::: Excerpted records

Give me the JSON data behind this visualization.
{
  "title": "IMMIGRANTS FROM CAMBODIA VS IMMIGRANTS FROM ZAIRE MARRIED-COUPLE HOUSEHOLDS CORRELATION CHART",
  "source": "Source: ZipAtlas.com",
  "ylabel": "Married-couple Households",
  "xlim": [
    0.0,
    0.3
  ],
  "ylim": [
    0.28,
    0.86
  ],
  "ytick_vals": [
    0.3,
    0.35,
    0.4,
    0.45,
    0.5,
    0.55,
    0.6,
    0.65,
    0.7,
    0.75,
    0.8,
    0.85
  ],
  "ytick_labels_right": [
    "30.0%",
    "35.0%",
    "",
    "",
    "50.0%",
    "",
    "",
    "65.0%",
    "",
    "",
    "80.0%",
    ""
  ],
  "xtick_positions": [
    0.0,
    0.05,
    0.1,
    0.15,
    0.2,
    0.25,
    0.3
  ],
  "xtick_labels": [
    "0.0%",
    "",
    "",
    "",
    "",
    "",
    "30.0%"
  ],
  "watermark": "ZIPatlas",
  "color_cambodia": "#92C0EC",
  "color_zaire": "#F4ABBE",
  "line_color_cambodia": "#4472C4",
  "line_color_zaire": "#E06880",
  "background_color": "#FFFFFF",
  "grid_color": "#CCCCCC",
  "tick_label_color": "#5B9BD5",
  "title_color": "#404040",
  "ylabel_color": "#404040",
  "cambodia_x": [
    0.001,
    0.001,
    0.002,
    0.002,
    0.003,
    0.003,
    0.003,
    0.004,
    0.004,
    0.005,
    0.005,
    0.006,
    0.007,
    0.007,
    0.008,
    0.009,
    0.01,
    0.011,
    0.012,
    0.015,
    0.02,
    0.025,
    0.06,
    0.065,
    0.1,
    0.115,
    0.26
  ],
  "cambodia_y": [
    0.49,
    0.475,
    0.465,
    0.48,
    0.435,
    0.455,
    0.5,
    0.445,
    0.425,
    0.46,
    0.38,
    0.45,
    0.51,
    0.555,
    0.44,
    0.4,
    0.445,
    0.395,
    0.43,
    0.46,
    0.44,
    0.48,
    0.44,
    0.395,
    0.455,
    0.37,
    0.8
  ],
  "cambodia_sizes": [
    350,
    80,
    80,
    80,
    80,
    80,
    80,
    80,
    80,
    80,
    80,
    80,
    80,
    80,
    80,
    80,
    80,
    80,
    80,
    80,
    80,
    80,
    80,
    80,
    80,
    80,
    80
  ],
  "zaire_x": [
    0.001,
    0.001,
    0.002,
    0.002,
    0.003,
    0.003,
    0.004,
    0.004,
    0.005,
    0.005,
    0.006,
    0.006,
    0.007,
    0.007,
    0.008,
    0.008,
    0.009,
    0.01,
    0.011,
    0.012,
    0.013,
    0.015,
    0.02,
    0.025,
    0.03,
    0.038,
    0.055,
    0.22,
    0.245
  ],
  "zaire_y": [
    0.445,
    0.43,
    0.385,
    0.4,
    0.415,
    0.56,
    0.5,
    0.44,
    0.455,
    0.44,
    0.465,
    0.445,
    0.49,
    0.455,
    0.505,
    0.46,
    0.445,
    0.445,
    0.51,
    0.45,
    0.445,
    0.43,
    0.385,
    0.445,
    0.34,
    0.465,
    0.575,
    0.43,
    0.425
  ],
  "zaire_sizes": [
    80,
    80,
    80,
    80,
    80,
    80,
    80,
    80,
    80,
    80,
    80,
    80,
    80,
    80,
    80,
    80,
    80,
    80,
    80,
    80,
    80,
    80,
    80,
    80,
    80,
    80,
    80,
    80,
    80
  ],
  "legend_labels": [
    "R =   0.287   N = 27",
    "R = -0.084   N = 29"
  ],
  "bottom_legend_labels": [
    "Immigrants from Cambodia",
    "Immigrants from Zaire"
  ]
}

::::::
::: Excerpted records

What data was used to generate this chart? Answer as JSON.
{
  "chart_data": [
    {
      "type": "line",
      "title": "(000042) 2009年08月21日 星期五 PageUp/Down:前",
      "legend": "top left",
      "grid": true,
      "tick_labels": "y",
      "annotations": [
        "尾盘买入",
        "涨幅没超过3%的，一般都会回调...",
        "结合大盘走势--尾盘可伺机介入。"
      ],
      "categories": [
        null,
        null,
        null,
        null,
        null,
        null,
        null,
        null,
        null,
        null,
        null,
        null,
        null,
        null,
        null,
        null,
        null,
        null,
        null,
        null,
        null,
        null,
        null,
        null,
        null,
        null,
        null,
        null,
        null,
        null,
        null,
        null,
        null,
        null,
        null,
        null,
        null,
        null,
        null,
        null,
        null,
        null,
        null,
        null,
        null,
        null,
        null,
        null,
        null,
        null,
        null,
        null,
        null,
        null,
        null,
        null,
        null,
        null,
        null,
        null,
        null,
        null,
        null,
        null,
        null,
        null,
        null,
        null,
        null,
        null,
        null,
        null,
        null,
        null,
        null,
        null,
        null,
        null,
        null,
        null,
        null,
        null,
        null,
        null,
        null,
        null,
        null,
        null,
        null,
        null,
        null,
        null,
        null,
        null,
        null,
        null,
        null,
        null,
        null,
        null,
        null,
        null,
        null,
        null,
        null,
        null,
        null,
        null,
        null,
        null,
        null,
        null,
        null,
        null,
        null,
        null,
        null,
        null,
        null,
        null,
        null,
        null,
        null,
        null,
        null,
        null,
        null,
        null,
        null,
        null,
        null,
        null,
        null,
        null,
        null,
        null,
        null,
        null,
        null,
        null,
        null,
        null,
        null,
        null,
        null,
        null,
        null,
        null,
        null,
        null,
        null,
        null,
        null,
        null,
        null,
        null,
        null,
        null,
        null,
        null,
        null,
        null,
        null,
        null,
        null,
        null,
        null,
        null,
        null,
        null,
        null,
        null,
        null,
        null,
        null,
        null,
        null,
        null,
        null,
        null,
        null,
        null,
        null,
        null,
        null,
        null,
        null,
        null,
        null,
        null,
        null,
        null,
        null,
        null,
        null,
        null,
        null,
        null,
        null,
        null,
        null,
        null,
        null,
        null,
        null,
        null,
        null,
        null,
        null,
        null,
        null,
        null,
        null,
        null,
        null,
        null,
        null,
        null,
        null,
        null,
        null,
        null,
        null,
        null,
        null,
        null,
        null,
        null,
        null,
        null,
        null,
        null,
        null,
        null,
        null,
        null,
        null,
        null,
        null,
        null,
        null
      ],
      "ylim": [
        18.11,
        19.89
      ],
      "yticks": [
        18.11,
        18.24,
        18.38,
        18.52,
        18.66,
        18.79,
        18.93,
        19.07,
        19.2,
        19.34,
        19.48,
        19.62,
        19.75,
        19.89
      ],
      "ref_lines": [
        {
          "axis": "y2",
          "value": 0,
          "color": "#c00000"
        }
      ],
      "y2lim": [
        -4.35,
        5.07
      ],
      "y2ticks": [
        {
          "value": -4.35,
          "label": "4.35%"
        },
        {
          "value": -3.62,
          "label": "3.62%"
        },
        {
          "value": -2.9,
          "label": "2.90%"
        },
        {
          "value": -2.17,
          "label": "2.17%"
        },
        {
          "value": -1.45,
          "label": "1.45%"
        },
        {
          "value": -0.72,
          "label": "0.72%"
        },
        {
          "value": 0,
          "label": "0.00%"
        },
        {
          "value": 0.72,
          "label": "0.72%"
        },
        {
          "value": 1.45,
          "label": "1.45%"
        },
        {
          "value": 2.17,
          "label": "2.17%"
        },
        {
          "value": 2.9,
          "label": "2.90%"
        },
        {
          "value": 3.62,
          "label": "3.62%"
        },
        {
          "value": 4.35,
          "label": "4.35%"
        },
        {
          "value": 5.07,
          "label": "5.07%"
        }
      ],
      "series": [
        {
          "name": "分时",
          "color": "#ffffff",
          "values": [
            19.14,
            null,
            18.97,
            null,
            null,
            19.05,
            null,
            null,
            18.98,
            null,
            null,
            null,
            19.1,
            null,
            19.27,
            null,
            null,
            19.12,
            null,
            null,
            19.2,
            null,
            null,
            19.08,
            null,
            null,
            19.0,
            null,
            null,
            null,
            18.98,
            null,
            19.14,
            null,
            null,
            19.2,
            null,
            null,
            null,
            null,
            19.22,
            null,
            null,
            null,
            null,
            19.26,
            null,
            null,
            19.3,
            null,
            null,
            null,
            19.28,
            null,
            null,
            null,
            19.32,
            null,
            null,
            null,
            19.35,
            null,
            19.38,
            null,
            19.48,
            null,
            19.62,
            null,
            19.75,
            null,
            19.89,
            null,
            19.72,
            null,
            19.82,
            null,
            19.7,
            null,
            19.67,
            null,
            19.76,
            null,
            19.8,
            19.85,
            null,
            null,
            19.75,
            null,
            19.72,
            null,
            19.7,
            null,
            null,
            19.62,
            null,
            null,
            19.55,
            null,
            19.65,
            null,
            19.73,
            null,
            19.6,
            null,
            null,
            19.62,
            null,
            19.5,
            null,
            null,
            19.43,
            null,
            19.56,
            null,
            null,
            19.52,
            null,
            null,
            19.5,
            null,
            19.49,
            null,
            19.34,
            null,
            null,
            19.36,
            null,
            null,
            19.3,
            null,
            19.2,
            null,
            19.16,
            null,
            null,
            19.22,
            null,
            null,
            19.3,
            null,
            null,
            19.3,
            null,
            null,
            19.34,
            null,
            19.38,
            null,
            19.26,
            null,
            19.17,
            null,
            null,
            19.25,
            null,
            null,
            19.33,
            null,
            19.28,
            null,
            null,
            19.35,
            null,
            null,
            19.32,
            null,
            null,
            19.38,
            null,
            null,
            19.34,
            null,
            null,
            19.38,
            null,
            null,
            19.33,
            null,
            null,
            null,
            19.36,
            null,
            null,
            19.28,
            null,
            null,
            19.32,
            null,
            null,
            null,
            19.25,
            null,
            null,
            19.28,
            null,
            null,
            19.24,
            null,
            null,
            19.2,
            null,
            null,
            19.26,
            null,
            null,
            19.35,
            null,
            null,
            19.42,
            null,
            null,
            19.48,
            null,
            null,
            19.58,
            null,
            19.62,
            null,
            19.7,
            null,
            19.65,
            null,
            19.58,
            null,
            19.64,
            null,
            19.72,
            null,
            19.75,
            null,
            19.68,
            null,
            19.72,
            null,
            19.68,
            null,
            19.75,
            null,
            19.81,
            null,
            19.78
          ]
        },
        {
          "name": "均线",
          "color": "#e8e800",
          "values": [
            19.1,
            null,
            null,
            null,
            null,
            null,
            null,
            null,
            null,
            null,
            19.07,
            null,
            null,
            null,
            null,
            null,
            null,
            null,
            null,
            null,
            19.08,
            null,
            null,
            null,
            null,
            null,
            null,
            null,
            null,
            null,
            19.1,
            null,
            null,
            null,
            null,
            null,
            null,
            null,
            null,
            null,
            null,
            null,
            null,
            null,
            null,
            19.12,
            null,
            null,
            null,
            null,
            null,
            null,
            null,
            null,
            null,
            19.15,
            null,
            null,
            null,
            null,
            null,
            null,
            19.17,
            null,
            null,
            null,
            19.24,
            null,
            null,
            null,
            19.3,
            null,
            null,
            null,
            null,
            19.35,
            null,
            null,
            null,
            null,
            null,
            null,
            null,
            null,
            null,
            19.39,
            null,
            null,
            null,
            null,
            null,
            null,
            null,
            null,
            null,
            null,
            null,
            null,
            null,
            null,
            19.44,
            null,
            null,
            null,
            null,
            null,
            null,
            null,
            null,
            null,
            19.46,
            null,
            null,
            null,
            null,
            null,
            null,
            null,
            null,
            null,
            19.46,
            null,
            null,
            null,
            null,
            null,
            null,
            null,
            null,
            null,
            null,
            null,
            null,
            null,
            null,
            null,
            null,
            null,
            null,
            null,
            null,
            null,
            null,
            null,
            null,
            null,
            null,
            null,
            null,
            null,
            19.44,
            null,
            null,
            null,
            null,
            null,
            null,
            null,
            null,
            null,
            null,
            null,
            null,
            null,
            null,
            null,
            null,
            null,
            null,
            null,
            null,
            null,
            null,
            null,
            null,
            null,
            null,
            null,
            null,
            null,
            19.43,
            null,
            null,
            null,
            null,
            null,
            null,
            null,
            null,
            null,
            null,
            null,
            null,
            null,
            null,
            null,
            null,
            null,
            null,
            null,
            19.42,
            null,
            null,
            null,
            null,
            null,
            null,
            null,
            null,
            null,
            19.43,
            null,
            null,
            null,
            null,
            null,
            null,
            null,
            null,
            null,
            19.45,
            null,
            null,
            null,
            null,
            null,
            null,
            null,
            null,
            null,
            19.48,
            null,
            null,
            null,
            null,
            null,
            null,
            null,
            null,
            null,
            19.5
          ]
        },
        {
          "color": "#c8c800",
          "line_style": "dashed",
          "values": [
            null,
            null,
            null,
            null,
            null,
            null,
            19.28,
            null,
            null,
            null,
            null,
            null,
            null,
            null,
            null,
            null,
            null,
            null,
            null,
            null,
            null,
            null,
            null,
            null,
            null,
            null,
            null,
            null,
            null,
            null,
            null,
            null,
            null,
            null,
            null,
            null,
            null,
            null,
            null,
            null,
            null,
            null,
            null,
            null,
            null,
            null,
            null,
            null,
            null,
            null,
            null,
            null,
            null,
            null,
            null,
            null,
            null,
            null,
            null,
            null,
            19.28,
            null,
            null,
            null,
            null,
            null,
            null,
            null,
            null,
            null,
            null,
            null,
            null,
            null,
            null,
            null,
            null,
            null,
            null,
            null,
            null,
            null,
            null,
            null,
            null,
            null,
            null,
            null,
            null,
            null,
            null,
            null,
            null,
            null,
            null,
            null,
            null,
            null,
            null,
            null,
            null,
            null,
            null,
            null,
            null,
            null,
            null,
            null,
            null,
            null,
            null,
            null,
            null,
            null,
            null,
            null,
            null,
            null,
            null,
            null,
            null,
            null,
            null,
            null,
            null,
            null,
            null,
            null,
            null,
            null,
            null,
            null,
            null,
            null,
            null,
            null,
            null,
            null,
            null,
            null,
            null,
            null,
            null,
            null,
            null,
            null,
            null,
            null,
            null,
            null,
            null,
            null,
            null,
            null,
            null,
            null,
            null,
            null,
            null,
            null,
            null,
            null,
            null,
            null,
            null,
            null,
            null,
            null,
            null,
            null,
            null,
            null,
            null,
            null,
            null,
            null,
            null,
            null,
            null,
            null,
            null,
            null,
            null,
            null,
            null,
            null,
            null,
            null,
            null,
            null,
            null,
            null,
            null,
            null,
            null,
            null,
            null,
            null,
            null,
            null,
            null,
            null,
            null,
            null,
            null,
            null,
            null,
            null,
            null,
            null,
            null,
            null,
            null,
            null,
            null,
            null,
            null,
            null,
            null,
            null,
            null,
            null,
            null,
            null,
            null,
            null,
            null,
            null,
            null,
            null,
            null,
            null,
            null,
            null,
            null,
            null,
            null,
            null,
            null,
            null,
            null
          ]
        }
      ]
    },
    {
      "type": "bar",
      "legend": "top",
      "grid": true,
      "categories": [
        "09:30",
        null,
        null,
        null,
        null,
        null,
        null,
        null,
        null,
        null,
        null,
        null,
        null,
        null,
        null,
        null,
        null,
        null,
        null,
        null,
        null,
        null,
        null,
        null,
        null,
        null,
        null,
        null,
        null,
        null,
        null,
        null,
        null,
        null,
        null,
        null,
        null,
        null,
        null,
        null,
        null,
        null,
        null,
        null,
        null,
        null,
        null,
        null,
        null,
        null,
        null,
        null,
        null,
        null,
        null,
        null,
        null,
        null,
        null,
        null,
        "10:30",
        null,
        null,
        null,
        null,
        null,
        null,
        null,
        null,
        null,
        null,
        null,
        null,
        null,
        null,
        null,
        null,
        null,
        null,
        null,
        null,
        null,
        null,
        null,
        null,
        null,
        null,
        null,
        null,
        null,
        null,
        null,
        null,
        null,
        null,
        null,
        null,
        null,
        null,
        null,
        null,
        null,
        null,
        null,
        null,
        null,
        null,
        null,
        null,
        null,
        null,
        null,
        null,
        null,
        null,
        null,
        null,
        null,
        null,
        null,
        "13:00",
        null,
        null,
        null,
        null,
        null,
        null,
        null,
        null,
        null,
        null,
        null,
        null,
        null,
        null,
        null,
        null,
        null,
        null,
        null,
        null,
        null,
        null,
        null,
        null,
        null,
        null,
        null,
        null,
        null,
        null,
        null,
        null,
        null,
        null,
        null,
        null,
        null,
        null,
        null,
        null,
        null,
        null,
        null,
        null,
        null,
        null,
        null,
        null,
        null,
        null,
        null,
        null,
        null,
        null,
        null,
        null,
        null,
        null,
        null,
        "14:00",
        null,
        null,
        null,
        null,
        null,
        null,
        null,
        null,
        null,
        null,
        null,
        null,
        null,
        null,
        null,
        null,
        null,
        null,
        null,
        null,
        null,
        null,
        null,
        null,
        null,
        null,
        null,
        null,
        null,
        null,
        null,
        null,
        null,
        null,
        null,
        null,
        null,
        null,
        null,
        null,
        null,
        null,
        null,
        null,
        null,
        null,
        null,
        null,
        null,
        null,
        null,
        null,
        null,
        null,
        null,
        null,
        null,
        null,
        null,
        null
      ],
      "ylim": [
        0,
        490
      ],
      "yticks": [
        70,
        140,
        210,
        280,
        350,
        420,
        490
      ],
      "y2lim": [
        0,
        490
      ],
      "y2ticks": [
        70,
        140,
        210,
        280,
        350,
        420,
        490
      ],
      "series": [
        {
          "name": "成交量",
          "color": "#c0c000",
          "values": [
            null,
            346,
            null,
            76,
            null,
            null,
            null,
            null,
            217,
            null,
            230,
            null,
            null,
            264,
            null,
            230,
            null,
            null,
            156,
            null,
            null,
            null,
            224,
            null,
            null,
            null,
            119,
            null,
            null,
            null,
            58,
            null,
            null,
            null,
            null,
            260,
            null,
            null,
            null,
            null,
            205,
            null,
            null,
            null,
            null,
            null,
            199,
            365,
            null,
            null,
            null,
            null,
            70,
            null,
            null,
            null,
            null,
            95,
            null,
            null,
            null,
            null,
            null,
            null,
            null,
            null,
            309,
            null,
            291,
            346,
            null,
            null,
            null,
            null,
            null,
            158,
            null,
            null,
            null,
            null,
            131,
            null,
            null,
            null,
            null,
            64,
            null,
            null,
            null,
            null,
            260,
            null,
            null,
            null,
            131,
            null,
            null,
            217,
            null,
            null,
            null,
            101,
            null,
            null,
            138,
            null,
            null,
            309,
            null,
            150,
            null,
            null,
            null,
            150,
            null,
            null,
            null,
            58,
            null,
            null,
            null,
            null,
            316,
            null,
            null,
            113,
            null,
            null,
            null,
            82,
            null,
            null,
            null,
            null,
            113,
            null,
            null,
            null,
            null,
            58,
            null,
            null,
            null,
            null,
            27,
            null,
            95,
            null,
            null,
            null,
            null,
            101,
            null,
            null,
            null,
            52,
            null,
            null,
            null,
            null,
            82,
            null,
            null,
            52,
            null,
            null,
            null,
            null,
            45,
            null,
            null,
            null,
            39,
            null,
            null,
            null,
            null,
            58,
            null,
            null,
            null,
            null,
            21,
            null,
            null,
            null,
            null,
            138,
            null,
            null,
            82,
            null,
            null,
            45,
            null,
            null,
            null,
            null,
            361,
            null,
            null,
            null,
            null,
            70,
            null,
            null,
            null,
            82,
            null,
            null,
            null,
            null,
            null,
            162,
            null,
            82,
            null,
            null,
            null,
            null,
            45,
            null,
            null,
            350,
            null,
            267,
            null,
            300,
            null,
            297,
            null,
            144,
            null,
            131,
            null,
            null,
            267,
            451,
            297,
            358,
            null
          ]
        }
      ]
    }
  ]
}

::::::

• **The task**
Search the data above for the string "this" and return every line that has it.

• **Answer in full**
Give me the JSON data behind this visualization.
What data was used to generate this chart? Answer as JSON.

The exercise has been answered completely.